# [Required work]
Leaving out the pictures, transcribe all of the records faithfully.

# [Material provided]
-- begin --
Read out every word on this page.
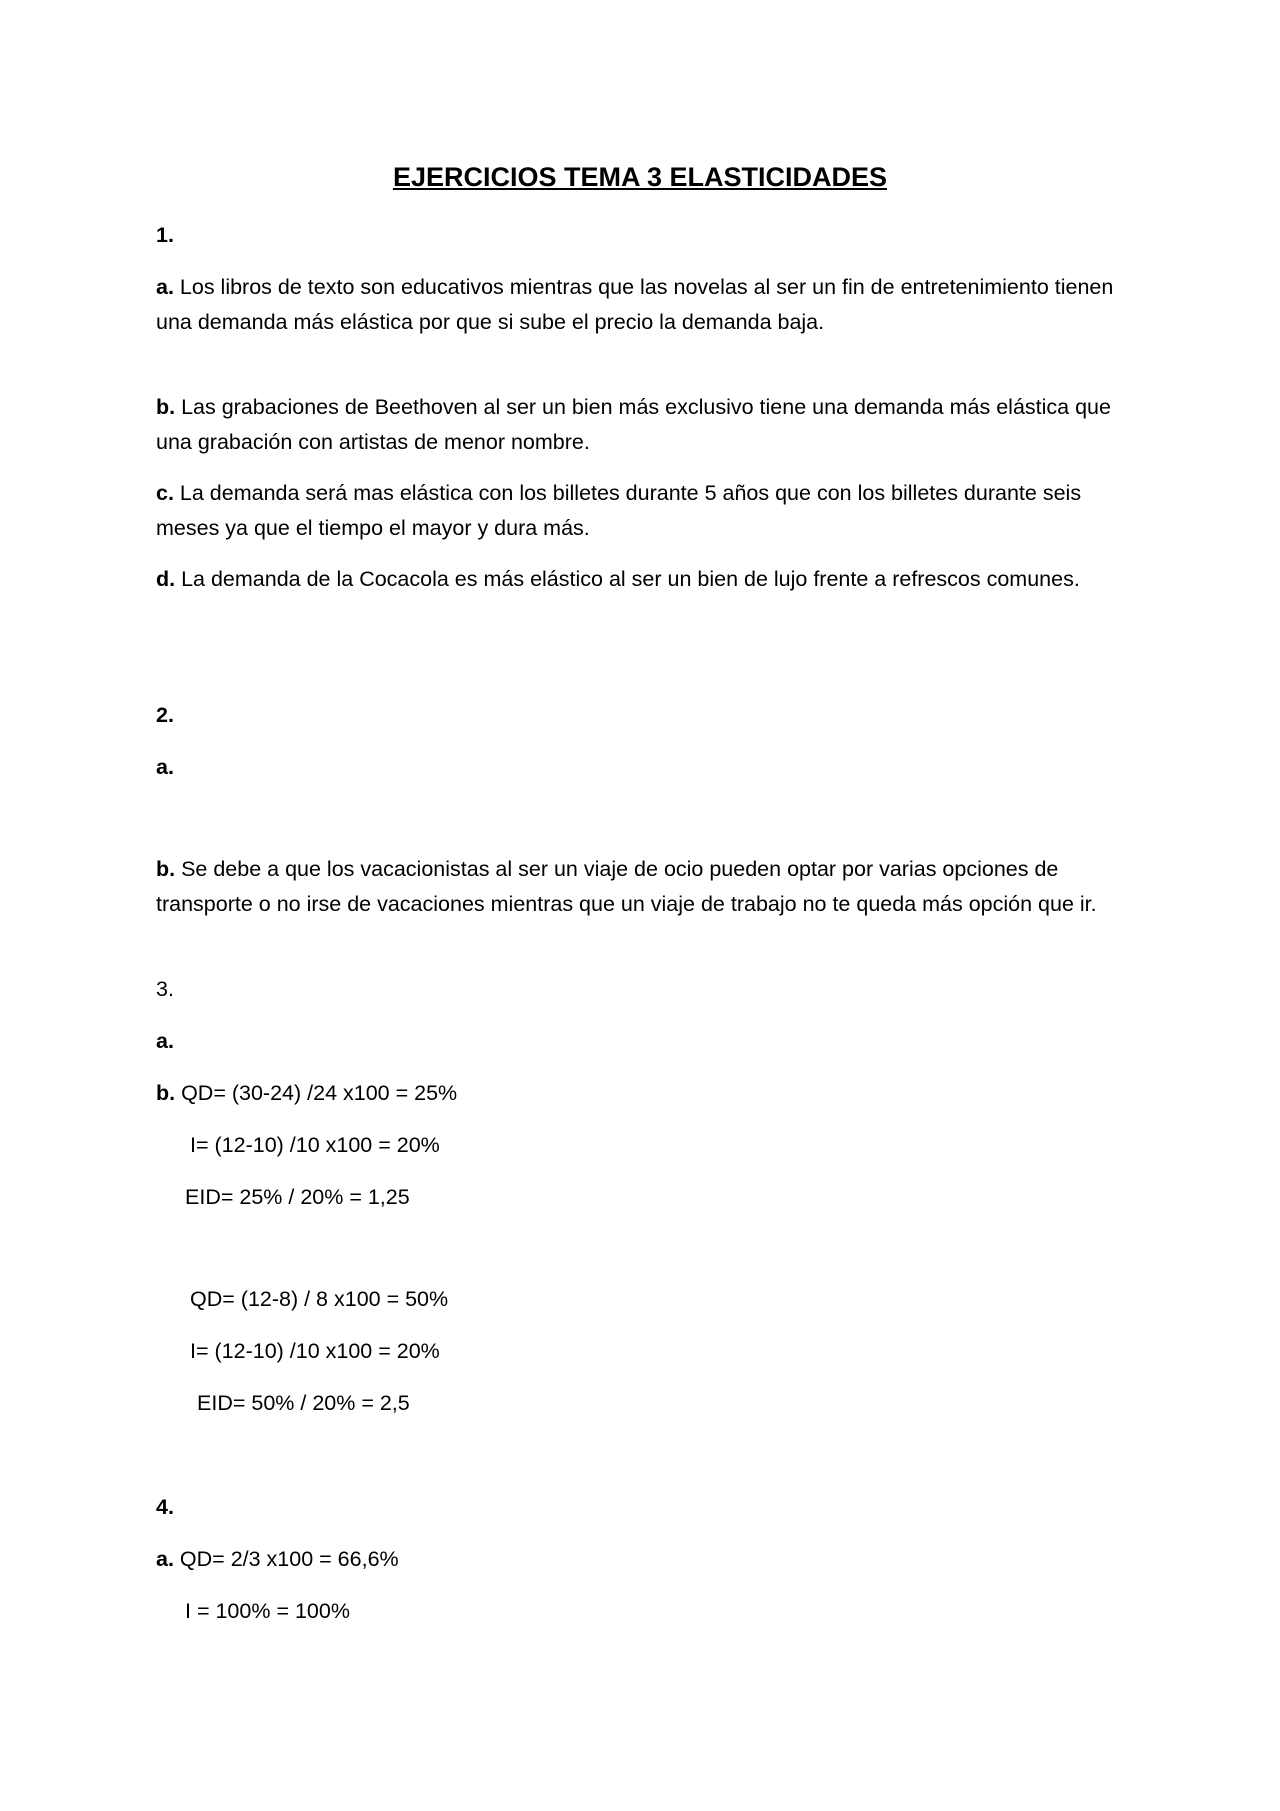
EJERCICIOS TEMA 3 ELASTICIDADES
1.
a. Los libros de texto son educativos mientras que las novelas al ser un fin de entretenimiento tienen una demanda más elástica por que si sube el precio la demanda baja.
b. Las grabaciones de Beethoven al ser un bien más exclusivo tiene una demanda más elástica que una grabación con artistas de menor nombre.
c. La demanda será mas elástica con los billetes durante 5 años que con los billetes durante seis meses ya que el tiempo el mayor y dura más.
d. La demanda de la Cocacola es más elástico al ser un bien de lujo frente a refrescos comunes.
2.
a.
b. Se debe a que los vacacionistas al ser un viaje de ocio pueden optar por varias opciones de transporte o no irse de vacaciones mientras que un viaje de trabajo no te queda más opción que ir.
3.
a.
b. QD= (30-24) /24 x100 = 25%
I= (12-10) /10 x100 = 20%
EID= 25% / 20% = 1,25
QD= (12-8) / 8 x100 = 50%
I= (12-10) /10 x100 = 20%
EID= 50% / 20% = 2,5
4.
a. QD= 2/3 x100 = 66,6%
I = 100% = 100%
-- end --
# [Output of the task]
Read out every word on this page.
EJERCICIOS TEMA 3 ELASTICIDADES
1.
a. Los libros de texto son educativos mientras que las novelas al ser un fin de entretenimiento tienen una demanda más elástica por que si sube el precio la demanda baja.
b. Las grabaciones de Beethoven al ser un bien más exclusivo tiene una demanda más elástica que una grabación con artistas de menor nombre.
c. La demanda será mas elástica con los billetes durante 5 años que con los billetes durante seis meses ya que el tiempo el mayor y dura más.
d. La demanda de la Cocacola es más elástico al ser un bien de lujo frente a refrescos comunes.
2.
a.
b. Se debe a que los vacacionistas al ser un viaje de ocio pueden optar por varias opciones de transporte o no irse de vacaciones mientras que un viaje de trabajo no te queda más opción que ir.
3.
a.
b. QD= (30-24) /24 x100 = 25%
I= (12-10) /10 x100 = 20%
EID= 25% / 20% = 1,25
QD= (12-8) / 8 x100 = 50%
I= (12-10) /10 x100 = 20%
EID= 50% / 20% = 2,5
4.
a. QD= 2/3 x100 = 66,6%
I = 100% = 100%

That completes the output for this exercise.